## [Task directions]
From the line that contains "Give me the" down to the last line of the data below, restate every line word for word, skipping any images.
──────── Task inputs
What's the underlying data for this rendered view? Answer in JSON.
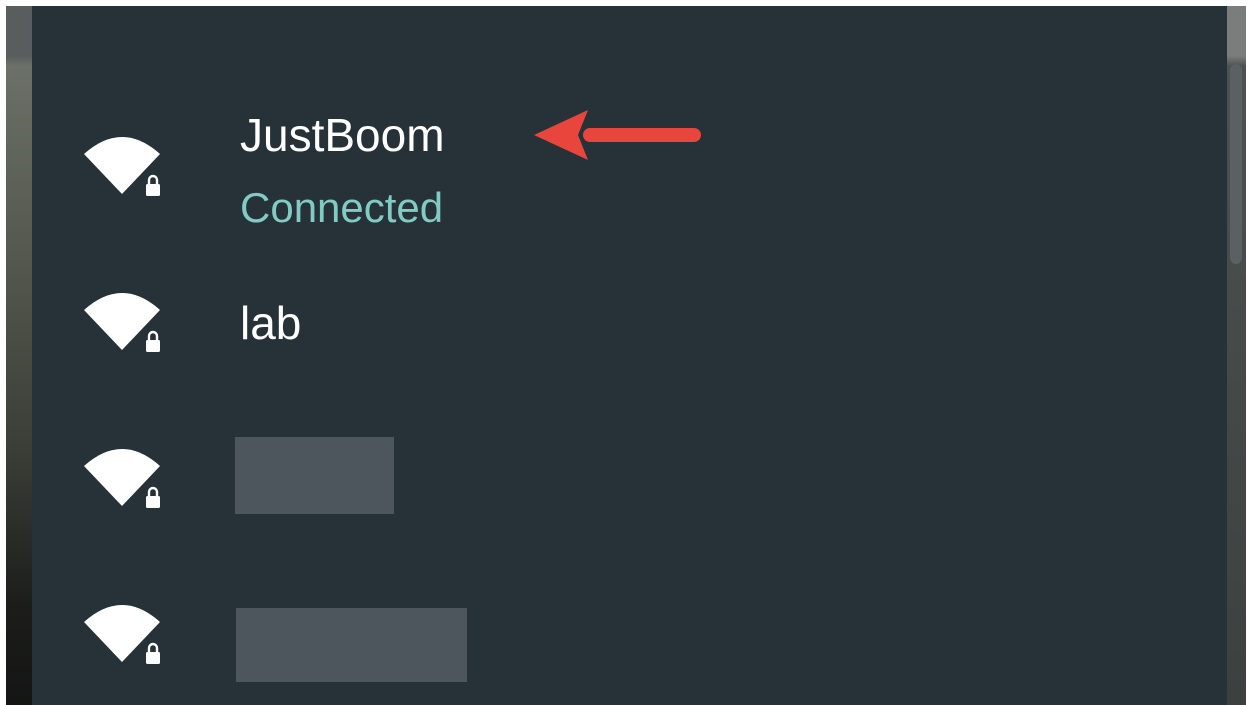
{
  "networks": [
    {
      "ssid": "JustBoom",
      "status": "Connected",
      "icon": "wifi-lock-icon",
      "redacted": false
    },
    {
      "ssid": "lab",
      "status": "",
      "icon": "wifi-lock-icon",
      "redacted": false
    },
    {
      "ssid": "",
      "status": "",
      "icon": "wifi-lock-icon",
      "redacted": true
    },
    {
      "ssid": "",
      "status": "",
      "icon": "wifi-lock-icon",
      "redacted": true
    }
  ],
  "annotation": {
    "icon": "left-arrow-icon",
    "color": "#e8453c"
  },
  "colors": {
    "panel": "#263238",
    "text": "#ffffff",
    "connected": "#80cbc4",
    "redaction": "#4c565c"
  }
}
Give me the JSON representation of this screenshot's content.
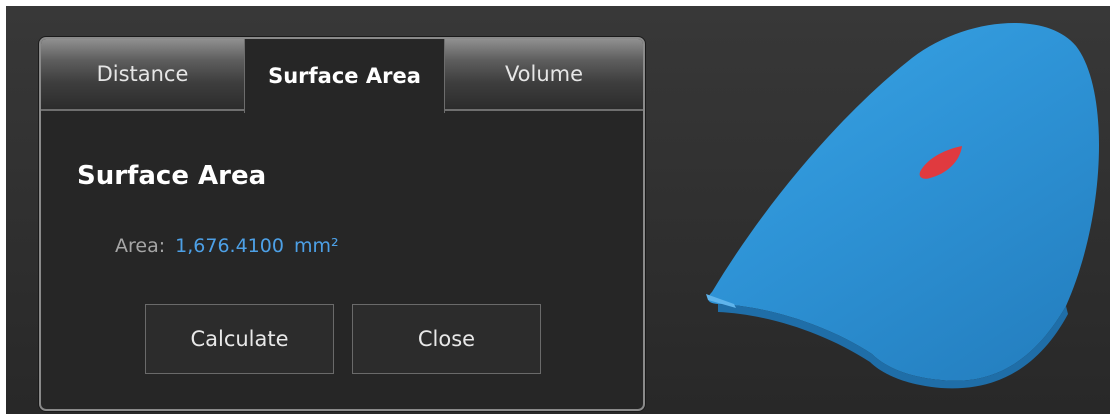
{
  "tabs": [
    {
      "label": "Distance",
      "active": false
    },
    {
      "label": "Surface Area",
      "active": true
    },
    {
      "label": "Volume",
      "active": false
    }
  ],
  "panel": {
    "title": "Surface Area",
    "area_label": "Area:",
    "area_value": "1,676.4100",
    "area_unit": "mm²"
  },
  "buttons": {
    "calculate": "Calculate",
    "close": "Close"
  },
  "colors": {
    "model": "#2e8fd3",
    "selected_region": "#e03a3f",
    "value_text": "#4da0e6"
  }
}
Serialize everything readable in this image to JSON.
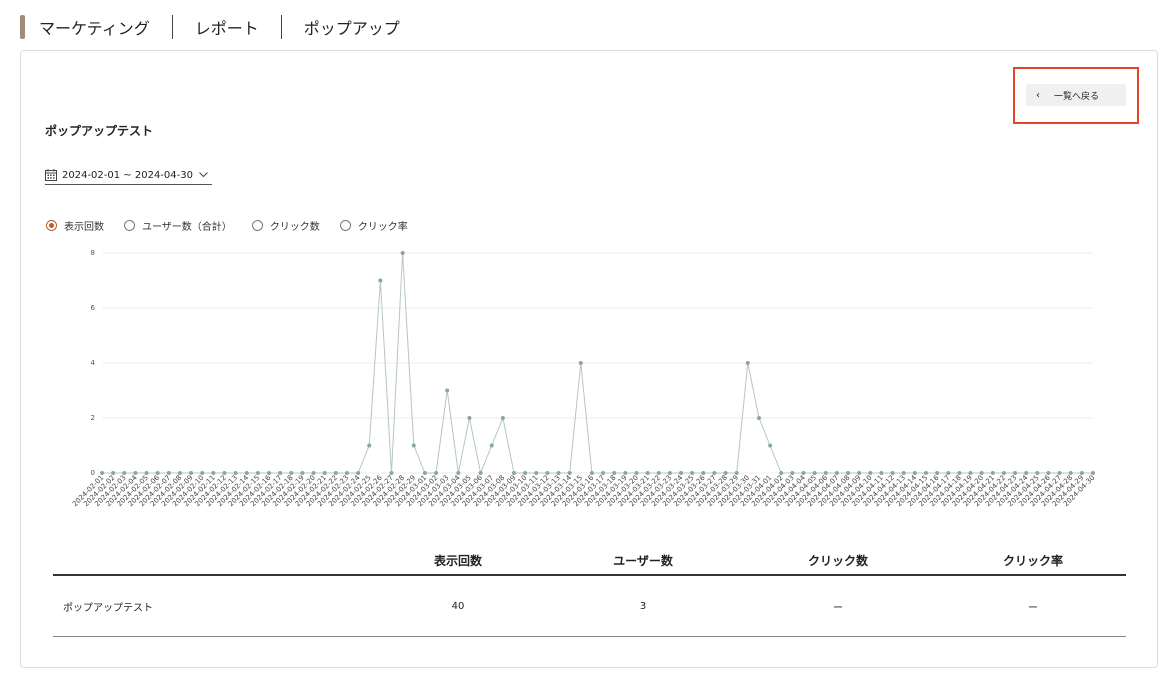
────────────────
## [Response to the task]
Give me the JSON representation of this screenshot's content.
{
  "tabs": [
    {
      "label": "Distance",
      "active": false
    },
    {
      "label": "Surface Area",
      "active": true
    },
    {
      "label": "Volume",
      "active": false
    }
  ],
  "panel": {
    "title": "Surface Area",
    "area_label": "Area:",
    "area_value": "1,676.4100",
    "area_unit": "mm²"
  },
  "buttons": {
    "calculate": "Calculate",
    "close": "Close"
  },
  "colors": {
    "model": "#2e8fd3",
    "selected_region": "#e03a3f",
    "value_text": "#4da0e6"
  }
}
Serialize everything readable in this image to JSON.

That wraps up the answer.